Repeat the listing word for word. No pictures belong in the copy.

[begin Records shown]

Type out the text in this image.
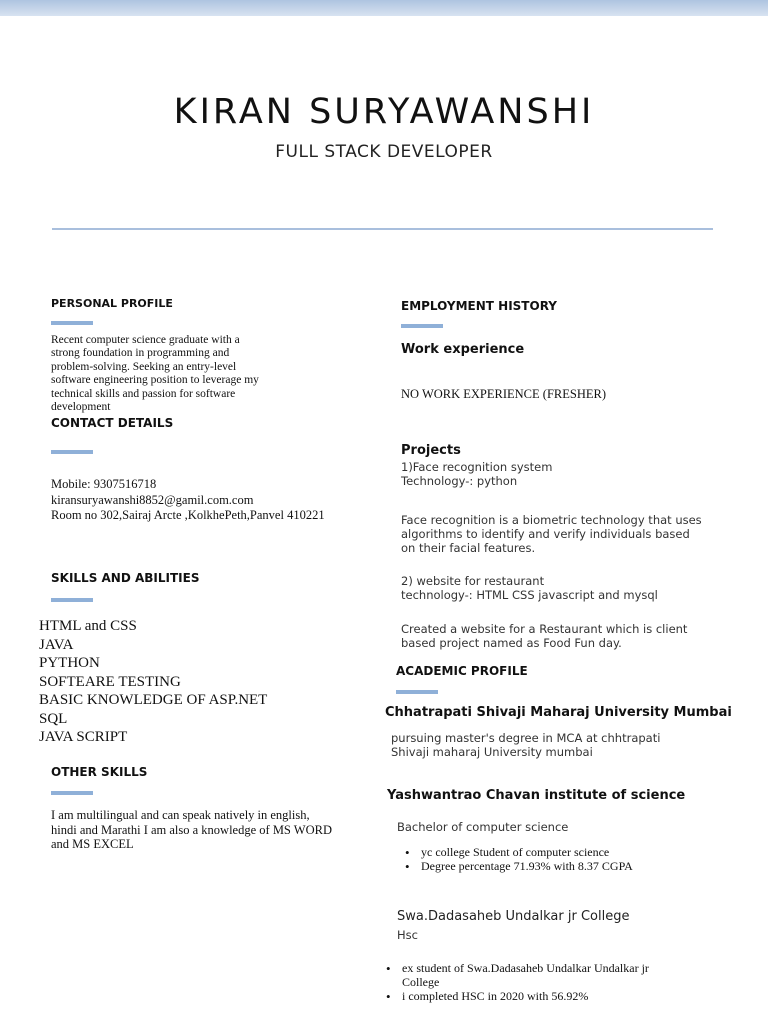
KIRAN SURYAWANSHI
FULL STACK DEVELOPER
PERSONAL PROFILE
Recent computer science graduate with a
strong foundation in programming and
problem-solving. Seeking an entry-level
software engineering position to leverage my
technical skills and passion for software
development
CONTACT DETAILS
Mobile: 9307516718
kiransuryawanshi8852@gamil.com.com
Room no 302,Sairaj Arcte ,KolkhePeth,Panvel 410221
SKILLS AND ABILITIES
HTML and CSS
JAVA
PYTHON
SOFTEARE TESTING
BASIC KNOWLEDGE OF ASP.NET
SQL
JAVA SCRIPT
OTHER SKILLS
I am multilingual and can speak natively in english,
hindi and Marathi I am also a knowledge of MS WORD
and MS EXCEL
EMPLOYMENT HISTORY
Work experience
NO WORK EXPERIENCE (FRESHER)
Projects
1)Face recognition system
Technology-: python
Face recognition is a biometric technology that uses
algorithms to identify and verify individuals based
on their facial features.
2) website for restaurant
technology-: HTML CSS javascript and mysql
Created a website for a Restaurant which is client
based project named as Food Fun day.
ACADEMIC PROFILE
Chhatrapati Shivaji Maharaj University Mumbai
pursuing master's degree in MCA at chhtrapati
Shivaji maharaj University mumbai
Yashwantrao Chavan institute of science
Bachelor of computer science
• yc college Student of computer science
• Degree percentage 71.93% with 8.37 CGPA
Swa.Dadasaheb Undalkar jr College
Hsc
• ex student of Swa.Dadasaheb Undalkar Undalkar jr
College
• i completed HSC in 2020 with 56.92%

[end Records shown]

> **Answer for this exercise**:
Type out the text in this image.
KIRAN SURYAWANSHI
FULL STACK DEVELOPER
PERSONAL PROFILE
Recent computer science graduate with a
strong foundation in programming and
problem-solving. Seeking an entry-level
software engineering position to leverage my
technical skills and passion for software
development
CONTACT DETAILS
Mobile: 9307516718
kiransuryawanshi8852@gamil.com.com
Room no 302,Sairaj Arcte ,KolkhePeth,Panvel 410221
SKILLS AND ABILITIES
HTML and CSS
JAVA
PYTHON
SOFTEARE TESTING
BASIC KNOWLEDGE OF ASP.NET
SQL
JAVA SCRIPT
OTHER SKILLS
I am multilingual and can speak natively in english,
hindi and Marathi I am also a knowledge of MS WORD
and MS EXCEL
EMPLOYMENT HISTORY
Work experience
NO WORK EXPERIENCE (FRESHER)
Projects
1)Face recognition system
Technology-: python
Face recognition is a biometric technology that uses
algorithms to identify and verify individuals based
on their facial features.
2) website for restaurant
technology-: HTML CSS javascript and mysql
Created a website for a Restaurant which is client
based project named as Food Fun day.
ACADEMIC PROFILE
Chhatrapati Shivaji Maharaj University Mumbai
pursuing master's degree in MCA at chhtrapati
Shivaji maharaj University mumbai
Yashwantrao Chavan institute of science
Bachelor of computer science
• yc college Student of computer science
• Degree percentage 71.93% with 8.37 CGPA
Swa.Dadasaheb Undalkar jr College
Hsc
• ex student of Swa.Dadasaheb Undalkar Undalkar jr
College
• i completed HSC in 2020 with 56.92%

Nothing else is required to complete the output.